International Partnership for Human Rights and Association for Human Rights in Central Asia made a joint submission on Uzbekistan to the United Nations Committee against Torture (CAT) to provide input into the Committee’s preparation of the List of Issues that is scheduled to take place in April/May 2019. The Uzbekistani authorities will be asked to provide information on the issues raised in the List and in November/December 2019 the CAT will review Uzbekistan’s compliance with its commitments as a party to the Convention against Torture and Other Cruel, Inhuman or Degrading Treatment or Punishment.
   
The joint NGO submission highlights positive steps the government of President Shavkat Mirziyoyev has taken with regard to torture and other forms of ill-treatment, but it notes that torture and ill-treatment continue to be widely used. A full and transparent process of public accountability for torture and ill-treatment, past and present, is essential to restore public trust in the criminal justice system. Major concerns remain and are outlined in more detail in the submission, for example:
   
Uzbekistan has not ratified the Optional Protocol to the Convention against Torture (OPCAT) and independent human rights defenders have no access to detention and prison facilities for the purpose of human rights monitoring.

Requirement: Can you reproduce verbatim the passage of the text on Uzbekistan and the Committee against Torture from "Uzbekistan has not" to "human rights monitoring."?

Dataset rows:
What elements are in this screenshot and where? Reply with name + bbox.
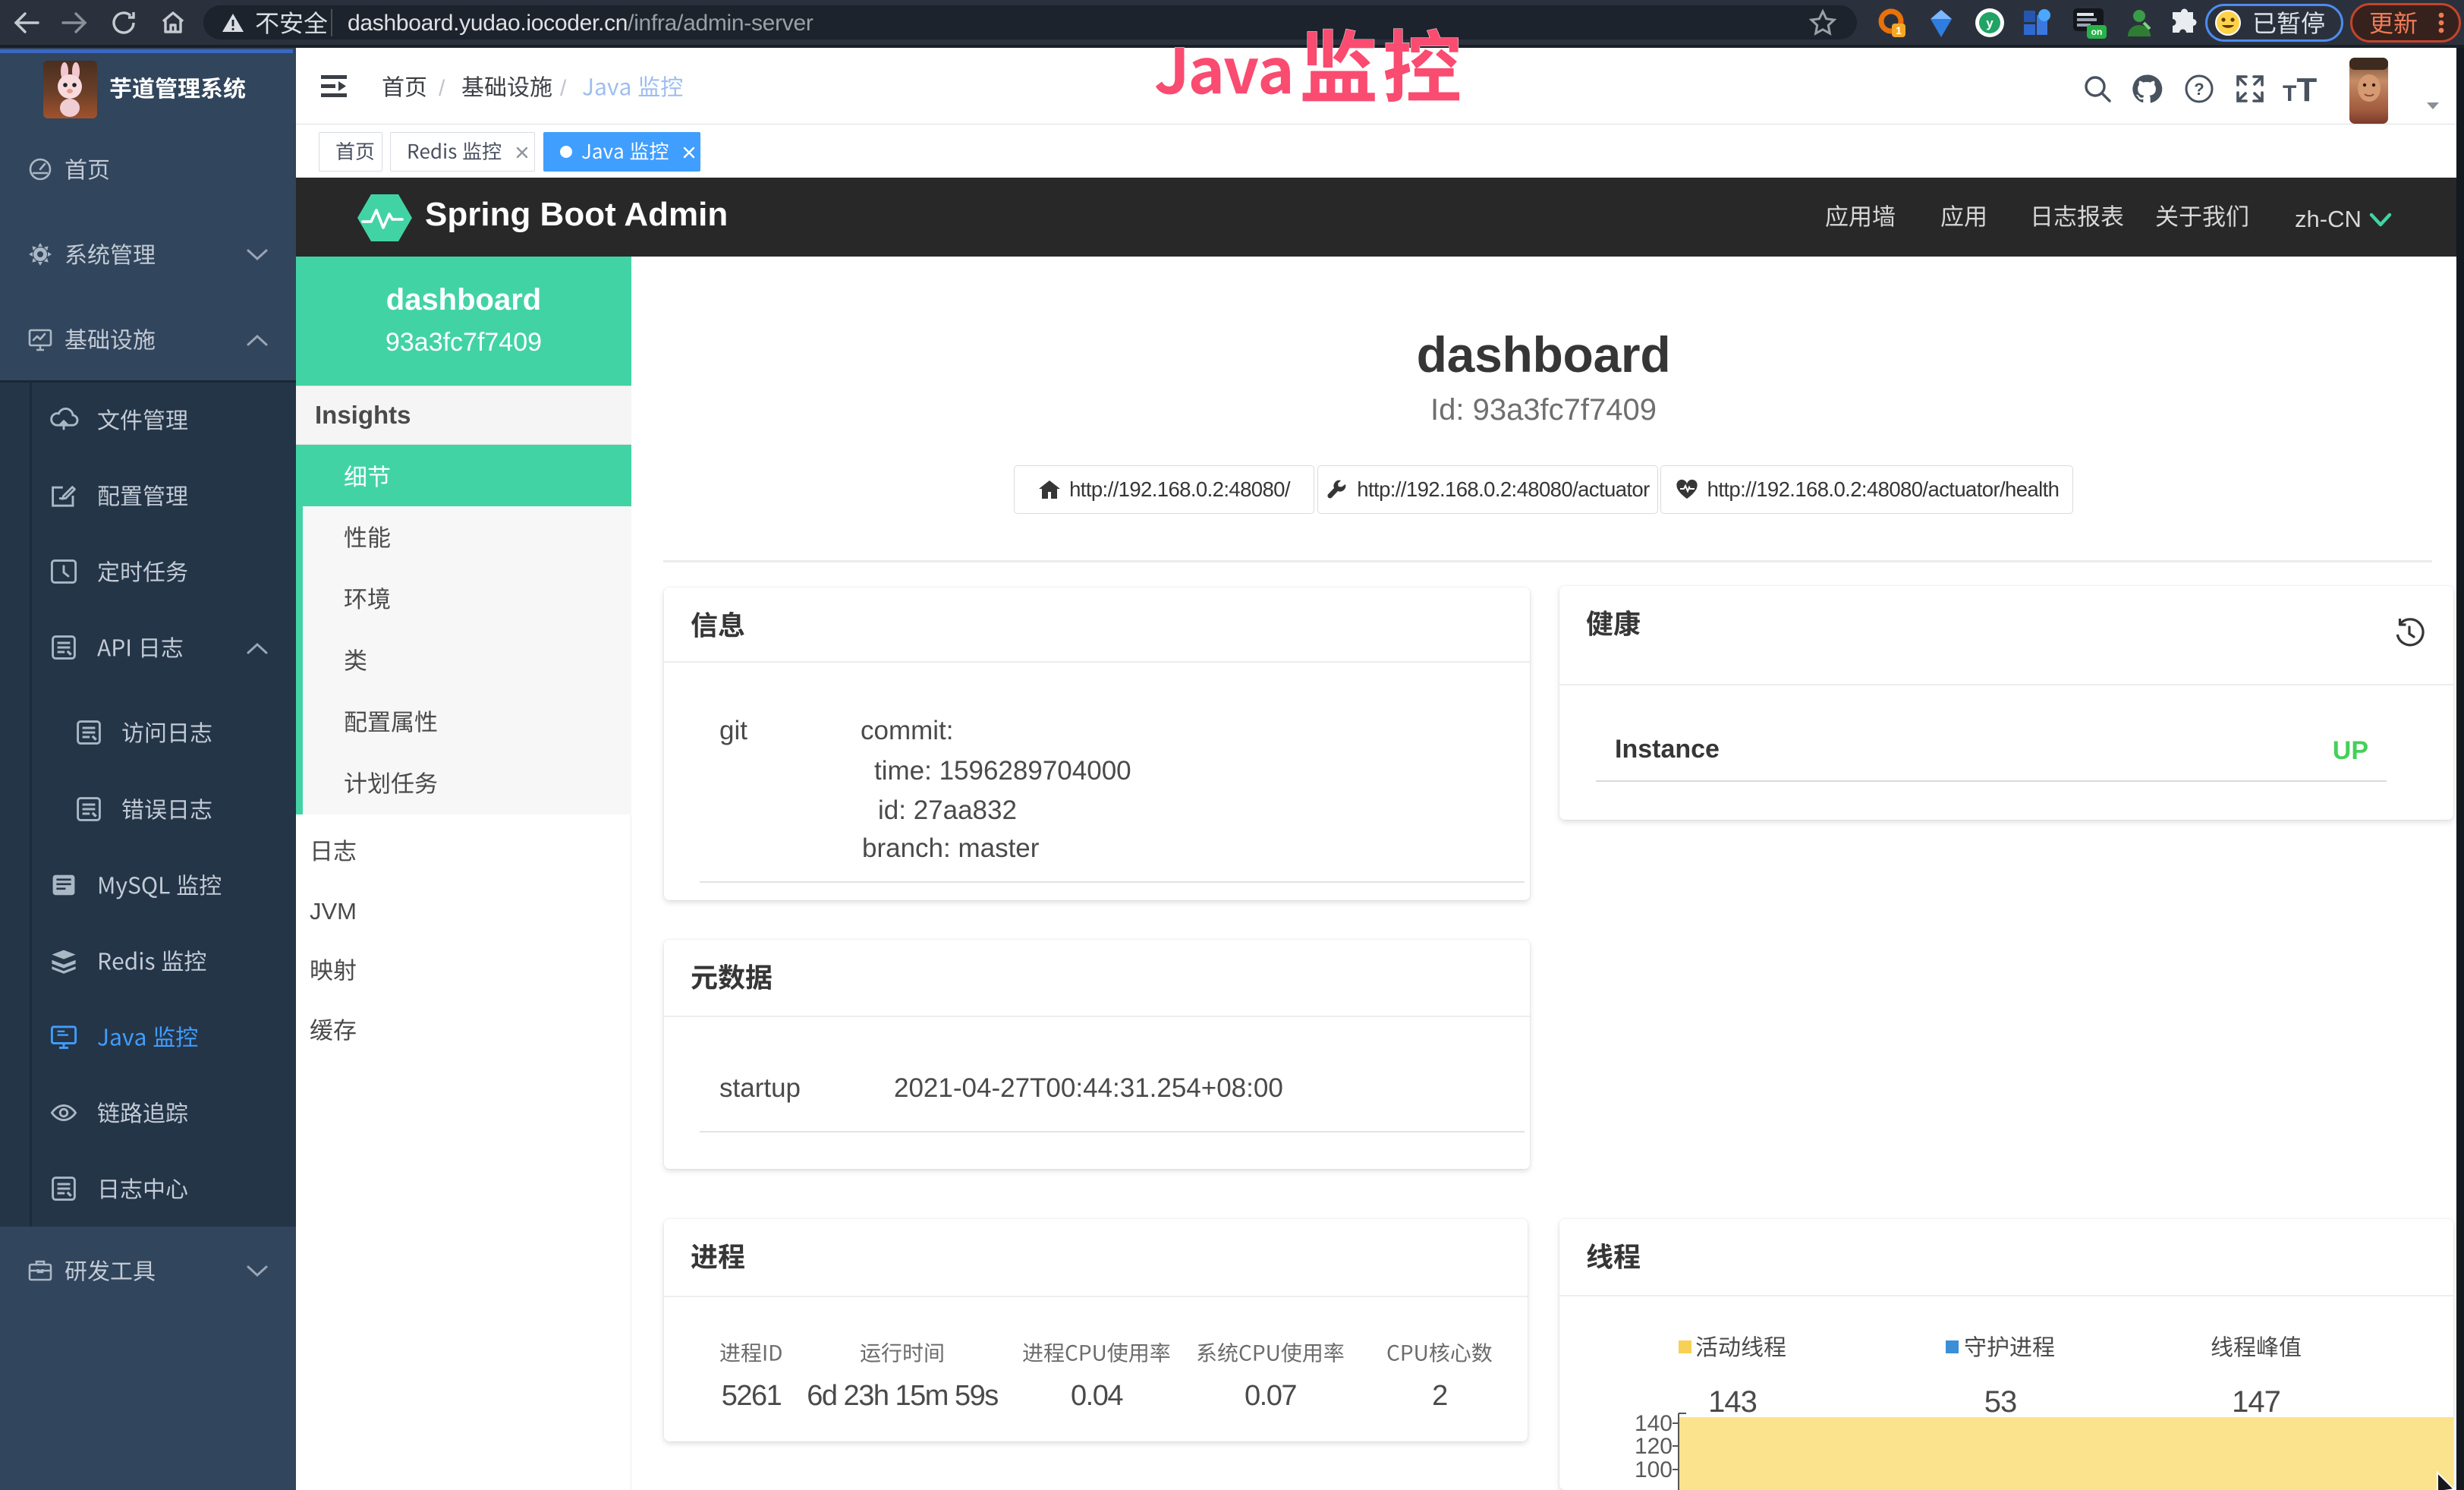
svg-text:1: 1 [1896,24,1902,36]
svg-text:on: on [2091,27,2103,37]
svg-text:y: y [1986,16,1994,30]
svg-text:120: 120 [1635,1434,1673,1459]
svg-text:100: 100 [1635,1457,1673,1482]
svg-text:?: ? [2194,80,2204,99]
svg-text:140: 140 [1635,1411,1673,1436]
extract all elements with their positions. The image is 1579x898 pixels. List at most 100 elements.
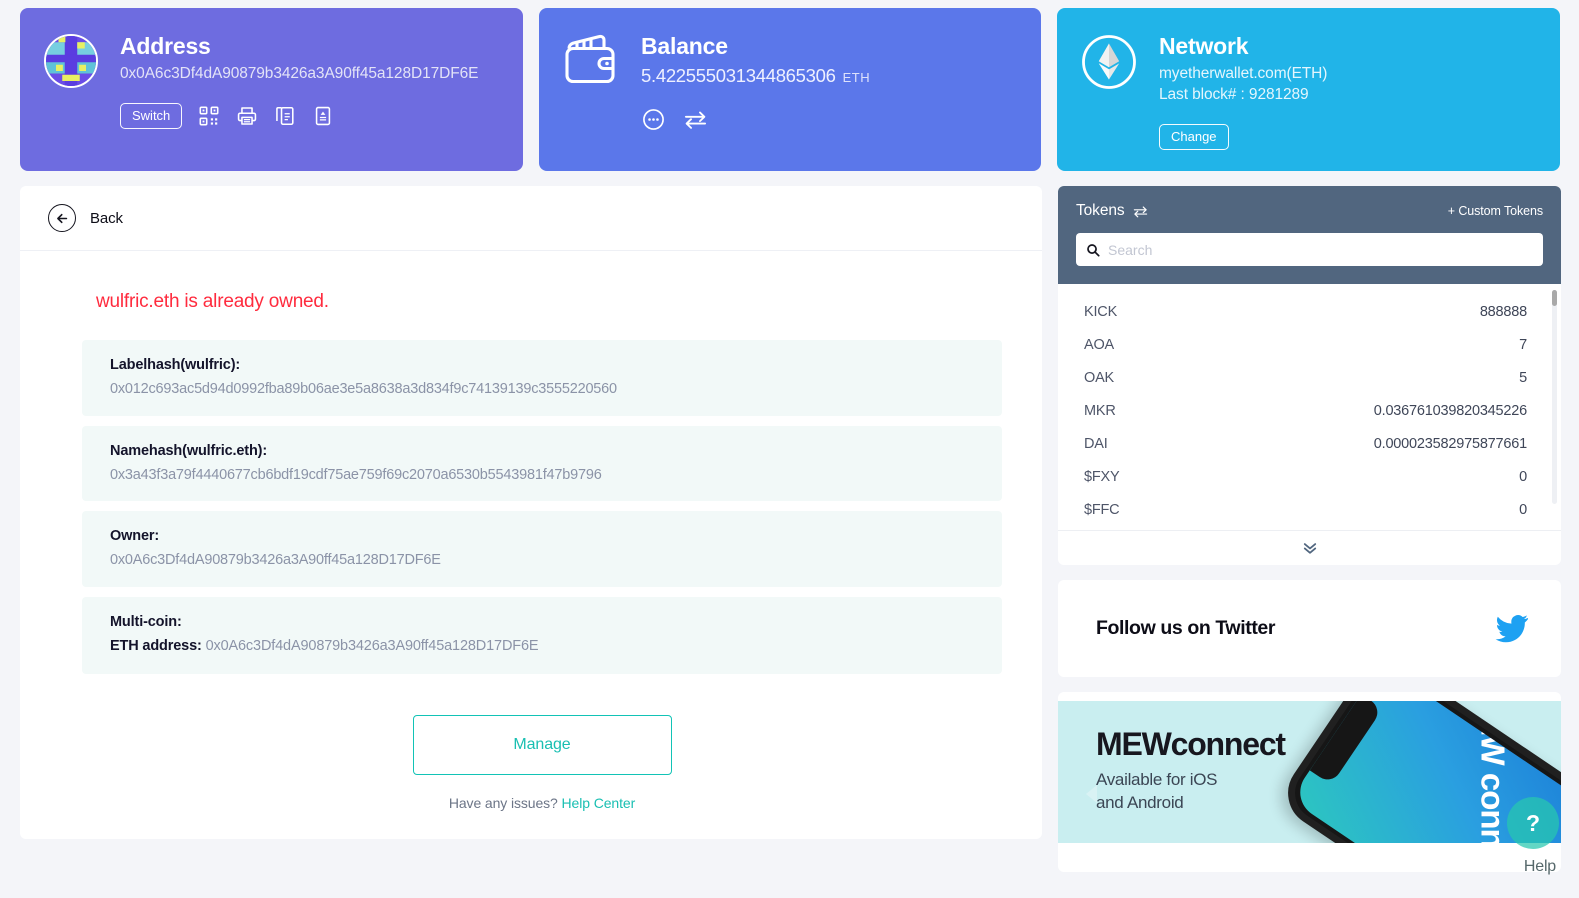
- mewconnect-banner: MEWconnect Available for iOS and Android…: [1058, 701, 1561, 843]
- token-row[interactable]: KICK 888888: [1058, 295, 1561, 328]
- multicoin-eth-value: 0x0A6c3Df4dA90879b3426a3A90ff45a128D17DF…: [206, 638, 539, 654]
- token-symbol: DAI: [1084, 436, 1108, 452]
- mewconnect-subtitle-line2: and Android: [1096, 792, 1285, 815]
- balance-card-title: Balance: [641, 32, 1017, 61]
- copy-icon: [274, 105, 296, 127]
- twitter-panel[interactable]: Follow us on Twitter: [1058, 580, 1561, 677]
- change-network-button[interactable]: Change: [1159, 124, 1229, 150]
- tokens-title: Tokens: [1076, 202, 1125, 220]
- print-icon: [236, 105, 258, 127]
- print-icon-button[interactable]: [236, 105, 258, 127]
- mewconnect-copy: MEWconnect Available for iOS and Android: [1096, 728, 1285, 815]
- sidebar: Tokens + Custom Tokens: [1058, 186, 1561, 872]
- copy-icon-button[interactable]: [274, 105, 296, 127]
- multicoin-eth-row: ETH address: 0x0A6c3Df4dA90879b3426a3A90…: [110, 636, 1002, 658]
- balance-unit: ETH: [843, 70, 871, 85]
- info-value: 0x3a43f3a79f4440677cb6bdf19cdf75ae759f69…: [110, 465, 1002, 485]
- balance-card: Balance 5.422555031344865306 ETH: [539, 8, 1041, 171]
- info-value: 0x012c693ac5d94d0992fba89b06ae3e5a8638a3…: [110, 379, 1002, 399]
- wallet-icon: [563, 34, 619, 86]
- help-center-row: Have any issues? Help Center: [82, 795, 1002, 811]
- address-card-actions: Switch: [120, 103, 499, 129]
- token-balance: 0.000023582975877661: [1374, 436, 1527, 452]
- help-center-link[interactable]: Help Center: [562, 795, 636, 811]
- token-symbol: KICK: [1084, 304, 1117, 320]
- multicoin-label: Multi-coin:: [110, 612, 1002, 632]
- info-label: Namehash(wulfric.eth):: [110, 441, 1002, 461]
- network-last-block: Last block# : 9281289: [1159, 85, 1536, 106]
- expand-tokens-button[interactable]: [1058, 530, 1561, 565]
- token-symbol: $FXY: [1084, 469, 1119, 485]
- help-floating-label: Help: [1524, 858, 1556, 876]
- wallet-icon-wrap: [563, 30, 619, 86]
- tokens-title-wrap: Tokens: [1076, 202, 1149, 220]
- network-provider: myetherwallet.com(ETH): [1159, 64, 1536, 85]
- manage-button[interactable]: Manage: [413, 715, 672, 775]
- multicoin-eth-label: ETH address:: [110, 638, 202, 654]
- swap-icon-button[interactable]: [682, 107, 709, 132]
- summary-cards-row: Address 0x0A6c3Df4dA90879b3426a3A90ff45a…: [20, 8, 1563, 171]
- token-row[interactable]: DAI 0.000023582975877661: [1058, 427, 1561, 460]
- ethereum-icon: [1081, 34, 1137, 90]
- token-balance: 0: [1519, 502, 1527, 518]
- more-options-icon: [641, 107, 666, 132]
- network-card: Network myetherwallet.com(ETH) Last bloc…: [1057, 8, 1560, 171]
- balance-amount: 5.422555031344865306: [641, 65, 836, 86]
- token-list: KICK 888888 AOA 7 OAK 5 MKR 0.0367610398…: [1058, 284, 1561, 530]
- mewconnect-title: MEWconnect: [1096, 728, 1285, 760]
- token-balance: 5: [1519, 370, 1527, 386]
- token-symbol: MKR: [1084, 403, 1116, 419]
- address-card-title: Address: [120, 32, 499, 61]
- info-label: Owner:: [110, 526, 1002, 546]
- token-search-input[interactable]: [1108, 242, 1533, 258]
- mewconnect-subtitle-line1: Available for iOS: [1096, 769, 1285, 792]
- token-list-scrollbar[interactable]: [1552, 290, 1557, 504]
- question-mark-icon: ?: [1526, 812, 1540, 835]
- blockies-identicon-icon: [44, 34, 98, 88]
- issues-text: Have any issues?: [449, 795, 558, 811]
- switch-wallet-button[interactable]: Switch: [120, 103, 182, 129]
- token-row[interactable]: AOA 7: [1058, 328, 1561, 361]
- ens-result-panel: Back wulfric.eth is already owned. Label…: [20, 186, 1042, 839]
- token-symbol: OAK: [1084, 370, 1114, 386]
- token-symbol: AOA: [1084, 337, 1114, 353]
- identicon-avatar: [44, 30, 98, 88]
- error-message: wulfric.eth is already owned.: [96, 291, 1002, 313]
- paper-wallet-icon: [312, 105, 334, 127]
- qr-code-icon-button[interactable]: [198, 105, 220, 127]
- ens-result-body: wulfric.eth is already owned. Labelhash(…: [20, 251, 1042, 811]
- back-button-label: Back: [90, 210, 123, 227]
- more-options-icon-button[interactable]: [641, 107, 666, 132]
- info-row-owner: Owner: 0x0A6c3Df4dA90879b3426a3A90ff45a1…: [82, 511, 1002, 587]
- info-label: Labelhash(wulfric):: [110, 355, 1002, 375]
- phone-brand-text: MEW connect: [1477, 701, 1508, 843]
- twitter-label: Follow us on Twitter: [1096, 617, 1275, 640]
- arrow-left-icon: [48, 204, 76, 232]
- main-row: Back wulfric.eth is already owned. Label…: [20, 186, 1563, 872]
- back-button[interactable]: Back: [48, 204, 123, 232]
- paper-wallet-icon-button[interactable]: [312, 105, 334, 127]
- search-icon: [1086, 243, 1100, 257]
- token-search-wrap[interactable]: [1076, 233, 1543, 266]
- mewconnect-panel[interactable]: MEWconnect Available for iOS and Android…: [1058, 692, 1561, 872]
- arrow-left-glyph: [55, 211, 70, 226]
- token-row[interactable]: MKR 0.036761039820345226: [1058, 394, 1561, 427]
- info-row-namehash: Namehash(wulfric.eth): 0x3a43f3a79f44406…: [82, 426, 1002, 502]
- back-bar: Back: [20, 186, 1042, 251]
- help-floating-button[interactable]: ?: [1507, 797, 1559, 849]
- token-balance: 0.036761039820345226: [1374, 403, 1527, 419]
- token-row[interactable]: $FFC 0: [1058, 493, 1561, 526]
- info-value: 0x0A6c3Df4dA90879b3426a3A90ff45a128D17DF…: [110, 550, 1002, 570]
- qr-code-icon: [198, 105, 220, 127]
- token-row[interactable]: $FXY 0: [1058, 460, 1561, 493]
- tokens-header: Tokens + Custom Tokens: [1058, 186, 1561, 284]
- app-root: Address 0x0A6c3Df4dA90879b3426a3A90ff45a…: [0, 0, 1579, 898]
- token-row[interactable]: OAK 5: [1058, 361, 1561, 394]
- network-icon-wrap: [1081, 30, 1137, 90]
- custom-tokens-button[interactable]: + Custom Tokens: [1448, 204, 1543, 218]
- chevron-double-down-icon: [1301, 541, 1319, 555]
- network-card-actions: Change: [1159, 124, 1536, 150]
- wallet-address-value: 0x0A6c3Df4dA90879b3426a3A90ff45a128D17DF…: [120, 64, 499, 85]
- tokens-swap-icon[interactable]: [1132, 204, 1149, 219]
- info-row-multicoin: Multi-coin: ETH address: 0x0A6c3Df4dA908…: [82, 597, 1002, 674]
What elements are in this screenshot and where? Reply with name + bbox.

Solution to this problem:
Uzbekistan has not ratified the Optional Protocol to the Convention against Torture (OPCAT) and independent human rights defenders have no access to detention and prison facilities for the purpose of human rights monitoring.